-- STATED GOAL --
How many lines of these records hold the string "breakfast"? Reply with the number alone.

-- MATERIAL SHOWN --

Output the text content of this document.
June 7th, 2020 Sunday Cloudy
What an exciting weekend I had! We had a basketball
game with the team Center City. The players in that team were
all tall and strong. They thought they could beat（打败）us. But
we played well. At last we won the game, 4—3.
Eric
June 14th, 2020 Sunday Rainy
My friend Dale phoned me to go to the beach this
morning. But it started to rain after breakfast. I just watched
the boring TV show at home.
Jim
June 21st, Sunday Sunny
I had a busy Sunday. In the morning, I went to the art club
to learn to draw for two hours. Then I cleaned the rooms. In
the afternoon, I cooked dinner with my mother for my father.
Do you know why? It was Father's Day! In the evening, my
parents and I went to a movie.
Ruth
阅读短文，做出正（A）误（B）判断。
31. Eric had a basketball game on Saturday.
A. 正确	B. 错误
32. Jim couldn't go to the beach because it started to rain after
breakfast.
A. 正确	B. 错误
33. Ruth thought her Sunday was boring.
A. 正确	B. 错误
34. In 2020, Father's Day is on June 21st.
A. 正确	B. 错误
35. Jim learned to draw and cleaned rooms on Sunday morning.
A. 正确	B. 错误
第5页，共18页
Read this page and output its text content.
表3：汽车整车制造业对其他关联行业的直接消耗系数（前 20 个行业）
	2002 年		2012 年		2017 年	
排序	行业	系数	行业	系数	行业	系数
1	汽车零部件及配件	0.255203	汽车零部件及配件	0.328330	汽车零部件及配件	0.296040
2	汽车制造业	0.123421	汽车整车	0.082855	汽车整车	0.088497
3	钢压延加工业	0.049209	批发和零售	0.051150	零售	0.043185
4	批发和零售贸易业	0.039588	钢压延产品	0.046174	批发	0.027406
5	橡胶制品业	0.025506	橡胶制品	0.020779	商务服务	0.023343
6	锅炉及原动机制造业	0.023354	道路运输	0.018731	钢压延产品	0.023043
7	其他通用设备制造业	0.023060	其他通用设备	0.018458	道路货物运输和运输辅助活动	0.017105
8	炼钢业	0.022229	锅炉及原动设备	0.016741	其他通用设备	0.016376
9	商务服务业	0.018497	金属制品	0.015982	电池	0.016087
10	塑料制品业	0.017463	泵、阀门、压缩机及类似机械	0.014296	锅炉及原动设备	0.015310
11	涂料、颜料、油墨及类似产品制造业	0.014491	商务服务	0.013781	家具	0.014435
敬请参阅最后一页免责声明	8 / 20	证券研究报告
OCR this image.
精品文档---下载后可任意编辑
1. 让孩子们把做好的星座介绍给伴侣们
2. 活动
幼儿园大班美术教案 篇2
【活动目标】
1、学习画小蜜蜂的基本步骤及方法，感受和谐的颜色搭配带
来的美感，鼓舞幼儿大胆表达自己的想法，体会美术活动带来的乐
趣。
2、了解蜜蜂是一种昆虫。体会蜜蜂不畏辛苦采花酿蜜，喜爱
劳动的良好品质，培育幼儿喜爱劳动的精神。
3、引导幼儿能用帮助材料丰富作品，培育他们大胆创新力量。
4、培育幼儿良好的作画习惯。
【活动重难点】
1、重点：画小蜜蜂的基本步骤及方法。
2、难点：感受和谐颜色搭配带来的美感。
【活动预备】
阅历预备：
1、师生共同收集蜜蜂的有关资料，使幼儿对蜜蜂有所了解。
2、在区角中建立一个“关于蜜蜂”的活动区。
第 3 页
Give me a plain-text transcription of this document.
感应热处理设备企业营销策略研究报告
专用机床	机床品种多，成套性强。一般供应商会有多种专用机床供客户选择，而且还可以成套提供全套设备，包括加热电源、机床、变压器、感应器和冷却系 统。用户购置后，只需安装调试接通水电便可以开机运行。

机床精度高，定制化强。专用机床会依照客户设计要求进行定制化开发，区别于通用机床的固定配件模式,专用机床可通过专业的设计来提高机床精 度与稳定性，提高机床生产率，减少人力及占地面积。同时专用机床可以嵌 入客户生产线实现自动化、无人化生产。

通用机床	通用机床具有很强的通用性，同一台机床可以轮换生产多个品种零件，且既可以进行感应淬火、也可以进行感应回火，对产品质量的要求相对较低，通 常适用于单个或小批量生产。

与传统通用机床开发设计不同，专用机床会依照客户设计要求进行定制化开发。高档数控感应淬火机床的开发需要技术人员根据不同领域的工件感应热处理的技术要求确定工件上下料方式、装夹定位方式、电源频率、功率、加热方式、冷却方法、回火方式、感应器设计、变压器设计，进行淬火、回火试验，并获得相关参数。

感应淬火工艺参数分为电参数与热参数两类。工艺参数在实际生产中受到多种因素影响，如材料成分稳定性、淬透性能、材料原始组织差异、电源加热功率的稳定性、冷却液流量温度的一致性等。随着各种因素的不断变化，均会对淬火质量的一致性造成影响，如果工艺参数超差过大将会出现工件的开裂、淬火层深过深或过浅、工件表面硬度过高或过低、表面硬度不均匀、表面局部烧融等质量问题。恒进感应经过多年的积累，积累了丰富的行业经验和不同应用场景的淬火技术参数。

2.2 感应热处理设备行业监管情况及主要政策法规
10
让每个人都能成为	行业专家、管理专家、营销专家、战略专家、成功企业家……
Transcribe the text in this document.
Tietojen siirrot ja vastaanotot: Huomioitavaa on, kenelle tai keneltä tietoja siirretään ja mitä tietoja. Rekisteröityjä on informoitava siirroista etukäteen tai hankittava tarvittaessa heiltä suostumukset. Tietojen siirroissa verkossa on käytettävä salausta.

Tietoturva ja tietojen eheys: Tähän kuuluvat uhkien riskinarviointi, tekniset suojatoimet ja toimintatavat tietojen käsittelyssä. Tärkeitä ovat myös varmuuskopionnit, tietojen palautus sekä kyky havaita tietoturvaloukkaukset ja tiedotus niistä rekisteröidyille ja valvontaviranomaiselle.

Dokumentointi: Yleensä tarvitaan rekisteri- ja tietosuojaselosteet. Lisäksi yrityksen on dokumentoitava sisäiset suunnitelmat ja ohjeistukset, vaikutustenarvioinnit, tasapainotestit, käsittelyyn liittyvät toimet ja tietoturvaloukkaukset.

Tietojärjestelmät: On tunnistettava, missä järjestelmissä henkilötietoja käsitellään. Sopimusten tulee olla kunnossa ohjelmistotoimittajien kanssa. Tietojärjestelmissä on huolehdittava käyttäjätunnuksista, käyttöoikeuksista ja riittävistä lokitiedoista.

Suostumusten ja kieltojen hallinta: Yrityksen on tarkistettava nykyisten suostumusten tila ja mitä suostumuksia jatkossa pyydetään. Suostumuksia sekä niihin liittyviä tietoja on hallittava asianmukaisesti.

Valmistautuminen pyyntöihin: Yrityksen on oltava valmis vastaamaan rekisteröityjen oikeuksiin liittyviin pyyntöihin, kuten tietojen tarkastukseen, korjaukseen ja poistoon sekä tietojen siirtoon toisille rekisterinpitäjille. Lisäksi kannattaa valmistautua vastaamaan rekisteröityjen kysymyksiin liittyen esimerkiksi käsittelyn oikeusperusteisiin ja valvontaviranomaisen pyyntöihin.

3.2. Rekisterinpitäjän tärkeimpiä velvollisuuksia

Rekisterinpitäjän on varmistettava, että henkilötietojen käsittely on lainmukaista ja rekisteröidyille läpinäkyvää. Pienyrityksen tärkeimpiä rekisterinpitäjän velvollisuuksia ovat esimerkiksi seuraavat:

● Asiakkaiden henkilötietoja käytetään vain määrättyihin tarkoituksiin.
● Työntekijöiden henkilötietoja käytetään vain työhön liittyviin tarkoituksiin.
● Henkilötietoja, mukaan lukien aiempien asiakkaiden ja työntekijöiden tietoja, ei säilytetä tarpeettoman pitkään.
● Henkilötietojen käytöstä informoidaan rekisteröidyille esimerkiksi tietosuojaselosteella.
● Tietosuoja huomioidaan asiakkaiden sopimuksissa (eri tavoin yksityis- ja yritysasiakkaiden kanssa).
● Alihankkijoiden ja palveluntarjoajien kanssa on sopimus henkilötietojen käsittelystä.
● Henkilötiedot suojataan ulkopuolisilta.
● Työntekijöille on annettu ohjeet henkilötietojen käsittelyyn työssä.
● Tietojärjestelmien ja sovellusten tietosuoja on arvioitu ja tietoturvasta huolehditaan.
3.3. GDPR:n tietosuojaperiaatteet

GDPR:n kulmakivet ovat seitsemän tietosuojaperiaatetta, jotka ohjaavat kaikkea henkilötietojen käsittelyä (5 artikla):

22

-- FINISHED EXERCISE --
2